• SELECTED EXTRACT:
Brother and sister Jimmy and Ellie are doing the best they can at life after their parents have died. Jimmy is trying to dodge the bullies at high school; Ellie books guests for a television talk show.

Driving home late one night, their car strikes some sort of animal, which triggers a two-car wreck. Shaken but basically unhurt, Ellie and Jimmy check on the driver of the other car. Just as they’re freeing her from the wreckage, the beast they hit attacks, killing the woman and slashing and clawing the siblings.

Soon they notice something different about themselves—something they can’t quite put a finger on. Doing some sleuthing, Jimmy determines that they’d been attacked by a werewolf. He also learns that the only way to keep from turning into werewolves themselves is to find the source of the curse and kill it before midnight of the next full moon.

Positive Elements

Slim pickings. Jimmy and Ellie put themselves in danger to help each another.

Spiritual Elements

A sign of carrying the werewolf curse is a pentagram burned into the flesh on one’s hand and, less visibly, on the forehead. Jimmy runs across quite a bit of satanic imagery while researching the werewolves. Two girls consult a psychic palm reader, who warns them that they face a terrible curse. In a later scene, that same psychic says, “I got the gift [of psychic ability] from my parents.” The TV talk show host plans to air an episode about séances.

• DIRECTIVE 1: In the passage about Jimmy and Ellie, what is Ellie's job?
These records come from a different source than the text.

Dataset entries:

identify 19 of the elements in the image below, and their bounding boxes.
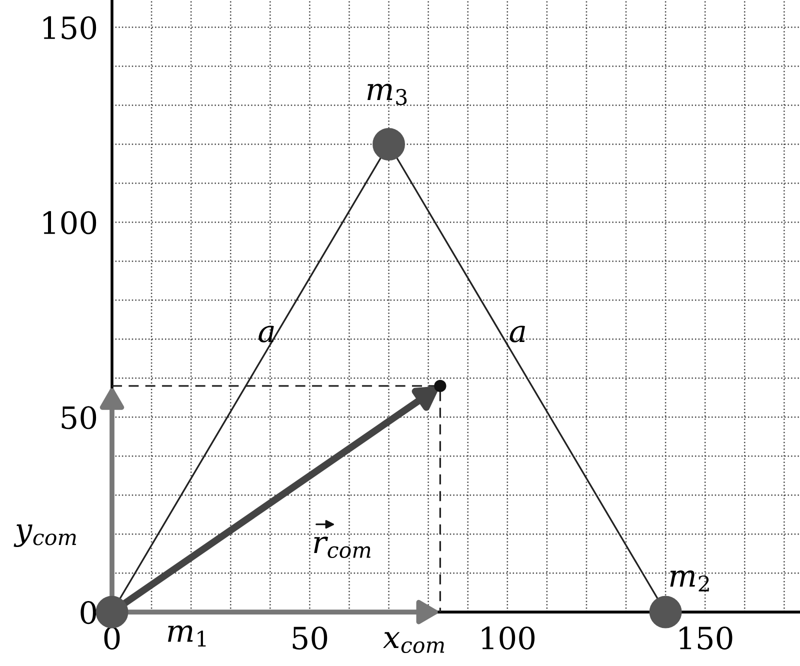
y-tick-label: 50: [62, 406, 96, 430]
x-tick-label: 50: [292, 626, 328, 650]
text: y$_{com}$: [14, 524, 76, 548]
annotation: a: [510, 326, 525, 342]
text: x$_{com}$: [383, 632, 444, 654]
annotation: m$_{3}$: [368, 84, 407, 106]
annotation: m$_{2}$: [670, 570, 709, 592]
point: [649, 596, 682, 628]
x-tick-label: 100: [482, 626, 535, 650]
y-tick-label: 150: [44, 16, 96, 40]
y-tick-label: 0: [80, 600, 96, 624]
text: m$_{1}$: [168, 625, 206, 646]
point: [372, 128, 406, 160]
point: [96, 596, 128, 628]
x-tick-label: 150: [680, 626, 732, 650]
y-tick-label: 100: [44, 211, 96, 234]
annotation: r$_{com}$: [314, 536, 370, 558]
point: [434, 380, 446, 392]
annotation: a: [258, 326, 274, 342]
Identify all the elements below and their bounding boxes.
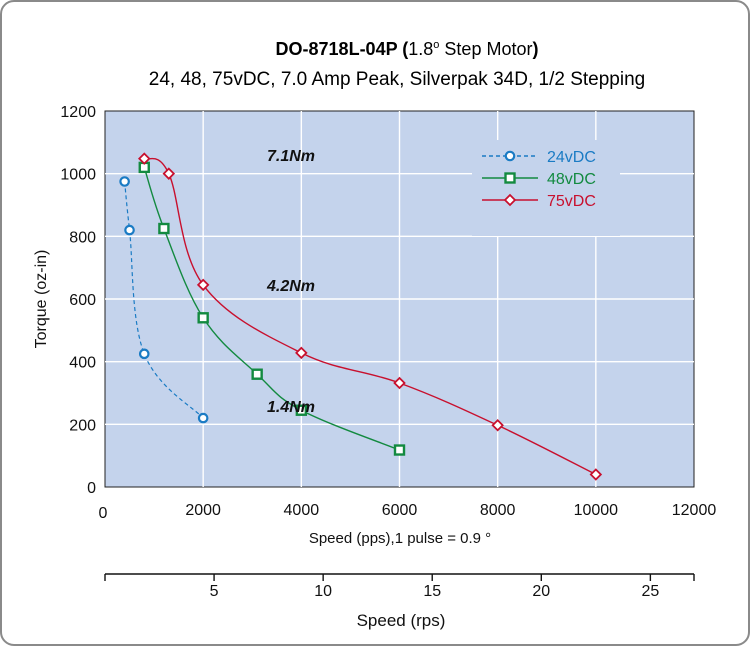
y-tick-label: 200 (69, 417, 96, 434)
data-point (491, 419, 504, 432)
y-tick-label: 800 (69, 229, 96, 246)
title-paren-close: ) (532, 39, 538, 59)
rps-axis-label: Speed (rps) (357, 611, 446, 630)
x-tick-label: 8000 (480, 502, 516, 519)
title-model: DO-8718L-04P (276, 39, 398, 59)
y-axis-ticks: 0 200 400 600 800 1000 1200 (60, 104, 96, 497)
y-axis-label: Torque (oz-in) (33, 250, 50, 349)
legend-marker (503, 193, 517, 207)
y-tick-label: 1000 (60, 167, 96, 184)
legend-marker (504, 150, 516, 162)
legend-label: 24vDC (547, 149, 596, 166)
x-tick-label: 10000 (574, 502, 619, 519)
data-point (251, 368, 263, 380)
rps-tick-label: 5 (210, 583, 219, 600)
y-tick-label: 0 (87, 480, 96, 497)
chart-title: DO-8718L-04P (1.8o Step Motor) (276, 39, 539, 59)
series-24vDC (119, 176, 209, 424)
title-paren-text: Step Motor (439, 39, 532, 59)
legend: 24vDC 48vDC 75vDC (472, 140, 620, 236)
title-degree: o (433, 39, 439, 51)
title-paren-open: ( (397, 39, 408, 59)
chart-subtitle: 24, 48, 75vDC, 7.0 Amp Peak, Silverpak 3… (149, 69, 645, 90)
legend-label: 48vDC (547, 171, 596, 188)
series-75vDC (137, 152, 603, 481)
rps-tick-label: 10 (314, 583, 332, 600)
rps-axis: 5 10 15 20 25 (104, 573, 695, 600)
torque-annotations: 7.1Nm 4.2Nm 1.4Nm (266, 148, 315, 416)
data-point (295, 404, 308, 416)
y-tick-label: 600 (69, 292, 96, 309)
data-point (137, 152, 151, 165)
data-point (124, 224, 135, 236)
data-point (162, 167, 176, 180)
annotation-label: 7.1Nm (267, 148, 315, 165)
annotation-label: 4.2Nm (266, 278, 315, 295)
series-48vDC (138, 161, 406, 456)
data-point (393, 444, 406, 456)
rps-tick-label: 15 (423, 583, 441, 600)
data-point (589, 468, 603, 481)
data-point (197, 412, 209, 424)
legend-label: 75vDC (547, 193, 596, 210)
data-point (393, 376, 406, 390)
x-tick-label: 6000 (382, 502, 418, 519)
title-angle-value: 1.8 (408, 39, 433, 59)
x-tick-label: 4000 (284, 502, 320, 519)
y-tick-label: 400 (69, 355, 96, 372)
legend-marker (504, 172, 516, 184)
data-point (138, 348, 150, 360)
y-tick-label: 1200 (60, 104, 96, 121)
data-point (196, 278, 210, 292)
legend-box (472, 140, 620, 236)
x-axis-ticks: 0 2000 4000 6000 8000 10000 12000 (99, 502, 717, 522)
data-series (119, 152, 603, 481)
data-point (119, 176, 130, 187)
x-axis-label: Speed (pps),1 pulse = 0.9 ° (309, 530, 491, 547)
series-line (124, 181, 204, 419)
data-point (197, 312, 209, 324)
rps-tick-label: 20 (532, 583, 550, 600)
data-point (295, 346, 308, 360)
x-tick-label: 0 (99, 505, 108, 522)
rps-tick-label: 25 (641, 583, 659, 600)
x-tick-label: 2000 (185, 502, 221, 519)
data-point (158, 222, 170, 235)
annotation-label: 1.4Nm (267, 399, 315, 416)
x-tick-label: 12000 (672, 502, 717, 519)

• DIRECTIVE 2: From the records, write out as a numbered list the lines starting with the line that contains "y-tick-label: 50: [62, 406, 96, 430]" and going on through the line that contains "Identify all the", skipping any blank lines.

• CORRECT OUTPUT 1: She books guests for a television talk show.

• CORRECT OUTPUT 2:
1. y-tick-label: 50: [62, 406, 96, 430]
2. x-tick-label: 50: [292, 626, 328, 650]
3. text: y$_{com}$: [14, 524, 76, 548]
4. annotation: a: [510, 326, 525, 342]
5. text: x$_{com}$: [383, 632, 444, 654]
6. annotation: m$_{3}$: [368, 84, 407, 106]
7. annotation: m$_{2}$: [670, 570, 709, 592]
8. point: [649, 596, 682, 628]
9. x-tick-label: 100: [482, 626, 535, 650]
10. y-tick-label: 150: [44, 16, 96, 40]
11. y-tick-label: 0: [80, 600, 96, 624]
12. text: m$_{1}$: [168, 625, 206, 646]
13. point: [372, 128, 406, 160]
14. point: [96, 596, 128, 628]
15. x-tick-label: 150: [680, 626, 732, 650]
16. y-tick-label: 100: [44, 211, 96, 234]
17. annotation: r$_{com}$: [314, 536, 370, 558]
18. point: [434, 380, 446, 392]
19. annotation: a: [258, 326, 274, 342]
20. Identify all the elements below and their bounding boxes.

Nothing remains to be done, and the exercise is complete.